TASK OBJECTIVE: Repeat the material exactly, every line of it.

RECORDS PROVIDED:
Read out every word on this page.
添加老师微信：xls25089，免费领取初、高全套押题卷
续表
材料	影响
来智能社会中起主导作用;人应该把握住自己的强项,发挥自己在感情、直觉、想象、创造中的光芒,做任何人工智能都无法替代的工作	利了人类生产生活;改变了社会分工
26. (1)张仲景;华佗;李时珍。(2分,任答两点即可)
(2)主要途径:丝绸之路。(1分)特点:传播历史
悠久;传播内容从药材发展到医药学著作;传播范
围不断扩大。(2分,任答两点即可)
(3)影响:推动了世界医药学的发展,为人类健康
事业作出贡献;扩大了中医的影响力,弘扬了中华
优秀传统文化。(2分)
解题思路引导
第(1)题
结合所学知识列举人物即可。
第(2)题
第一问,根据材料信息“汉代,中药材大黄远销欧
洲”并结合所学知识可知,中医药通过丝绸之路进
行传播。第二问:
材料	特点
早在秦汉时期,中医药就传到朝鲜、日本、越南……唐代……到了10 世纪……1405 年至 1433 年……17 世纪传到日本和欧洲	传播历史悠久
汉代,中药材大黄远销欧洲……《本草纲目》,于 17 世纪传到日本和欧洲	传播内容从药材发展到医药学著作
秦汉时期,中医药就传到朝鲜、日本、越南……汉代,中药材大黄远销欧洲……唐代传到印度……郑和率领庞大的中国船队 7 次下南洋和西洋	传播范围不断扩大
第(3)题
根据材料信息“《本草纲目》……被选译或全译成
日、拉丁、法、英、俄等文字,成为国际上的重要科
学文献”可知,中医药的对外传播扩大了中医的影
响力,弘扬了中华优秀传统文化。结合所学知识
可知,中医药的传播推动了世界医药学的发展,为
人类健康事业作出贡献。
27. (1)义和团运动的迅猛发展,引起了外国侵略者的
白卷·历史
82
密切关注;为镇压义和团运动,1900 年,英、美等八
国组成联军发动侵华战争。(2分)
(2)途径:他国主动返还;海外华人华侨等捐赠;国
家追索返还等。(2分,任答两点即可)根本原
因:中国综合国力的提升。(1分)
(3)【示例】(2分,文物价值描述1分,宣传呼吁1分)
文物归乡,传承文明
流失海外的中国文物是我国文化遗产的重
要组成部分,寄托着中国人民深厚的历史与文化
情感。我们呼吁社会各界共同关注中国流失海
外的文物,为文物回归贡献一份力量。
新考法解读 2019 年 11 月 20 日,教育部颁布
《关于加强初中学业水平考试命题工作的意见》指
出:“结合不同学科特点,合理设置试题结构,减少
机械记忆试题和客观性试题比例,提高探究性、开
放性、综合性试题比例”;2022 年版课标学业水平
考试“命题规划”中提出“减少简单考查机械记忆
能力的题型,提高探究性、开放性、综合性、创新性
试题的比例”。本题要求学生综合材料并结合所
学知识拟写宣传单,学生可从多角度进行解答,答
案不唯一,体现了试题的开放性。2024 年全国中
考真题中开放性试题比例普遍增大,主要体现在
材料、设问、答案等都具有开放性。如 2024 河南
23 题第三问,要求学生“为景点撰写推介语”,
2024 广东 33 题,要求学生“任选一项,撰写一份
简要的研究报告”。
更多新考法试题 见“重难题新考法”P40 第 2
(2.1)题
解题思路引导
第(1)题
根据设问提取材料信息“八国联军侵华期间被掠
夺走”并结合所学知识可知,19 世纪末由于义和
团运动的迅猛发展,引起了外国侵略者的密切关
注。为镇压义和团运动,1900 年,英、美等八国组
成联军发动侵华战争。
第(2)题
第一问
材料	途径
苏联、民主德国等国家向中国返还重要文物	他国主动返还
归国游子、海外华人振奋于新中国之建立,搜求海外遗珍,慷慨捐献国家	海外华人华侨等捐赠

EXERCISE RESPONSE:
Read out every word on this page.
添加老师微信：xls25089，免费领取初、高全套押题卷
续表
材料	影响
来智能社会中起主导作用;人应该把握住自己的强项,发挥自己在感情、直觉、想象、创造中的光芒,做任何人工智能都无法替代的工作	利了人类生产生活;改变了社会分工
26. (1)张仲景;华佗;李时珍。(2分,任答两点即可)
(2)主要途径:丝绸之路。(1分)特点:传播历史
悠久;传播内容从药材发展到医药学著作;传播范
围不断扩大。(2分,任答两点即可)
(3)影响:推动了世界医药学的发展,为人类健康
事业作出贡献;扩大了中医的影响力,弘扬了中华
优秀传统文化。(2分)
解题思路引导
第(1)题
结合所学知识列举人物即可。
第(2)题
第一问,根据材料信息“汉代,中药材大黄远销欧
洲”并结合所学知识可知,中医药通过丝绸之路进
行传播。第二问:
材料	特点
早在秦汉时期,中医药就传到朝鲜、日本、越南……唐代……到了10 世纪……1405 年至 1433 年……17 世纪传到日本和欧洲	传播历史悠久
汉代,中药材大黄远销欧洲……《本草纲目》,于 17 世纪传到日本和欧洲	传播内容从药材发展到医药学著作
秦汉时期,中医药就传到朝鲜、日本、越南……汉代,中药材大黄远销欧洲……唐代传到印度……郑和率领庞大的中国船队 7 次下南洋和西洋	传播范围不断扩大
第(3)题
根据材料信息“《本草纲目》……被选译或全译成
日、拉丁、法、英、俄等文字,成为国际上的重要科
学文献”可知,中医药的对外传播扩大了中医的影
响力,弘扬了中华优秀传统文化。结合所学知识
可知,中医药的传播推动了世界医药学的发展,为
人类健康事业作出贡献。
27. (1)义和团运动的迅猛发展,引起了外国侵略者的
白卷·历史
82
密切关注;为镇压义和团运动,1900 年,英、美等八
国组成联军发动侵华战争。(2分)
(2)途径:他国主动返还;海外华人华侨等捐赠;国
家追索返还等。(2分,任答两点即可)根本原
因:中国综合国力的提升。(1分)
(3)【示例】(2分,文物价值描述1分,宣传呼吁1分)
文物归乡,传承文明
流失海外的中国文物是我国文化遗产的重
要组成部分,寄托着中国人民深厚的历史与文化
情感。我们呼吁社会各界共同关注中国流失海
外的文物,为文物回归贡献一份力量。
新考法解读 2019 年 11 月 20 日,教育部颁布
《关于加强初中学业水平考试命题工作的意见》指
出:“结合不同学科特点,合理设置试题结构,减少
机械记忆试题和客观性试题比例,提高探究性、开
放性、综合性试题比例”;2022 年版课标学业水平
考试“命题规划”中提出“减少简单考查机械记忆
能力的题型,提高探究性、开放性、综合性、创新性
试题的比例”。本题要求学生综合材料并结合所
学知识拟写宣传单,学生可从多角度进行解答,答
案不唯一,体现了试题的开放性。2024 年全国中
考真题中开放性试题比例普遍增大,主要体现在
材料、设问、答案等都具有开放性。如 2024 河南
23 题第三问,要求学生“为景点撰写推介语”,
2024 广东 33 题,要求学生“任选一项,撰写一份
简要的研究报告”。
更多新考法试题 见“重难题新考法”P40 第 2
(2.1)题
解题思路引导
第(1)题
根据设问提取材料信息“八国联军侵华期间被掠
夺走”并结合所学知识可知,19 世纪末由于义和
团运动的迅猛发展,引起了外国侵略者的密切关
注。为镇压义和团运动,1900 年,英、美等八国组
成联军发动侵华战争。
第(2)题
第一问
材料	途径
苏联、民主德国等国家向中国返还重要文物	他国主动返还
归国游子、海外华人振奋于新中国之建立,搜求海外遗珍,慷慨捐献国家	海外华人华侨等捐赠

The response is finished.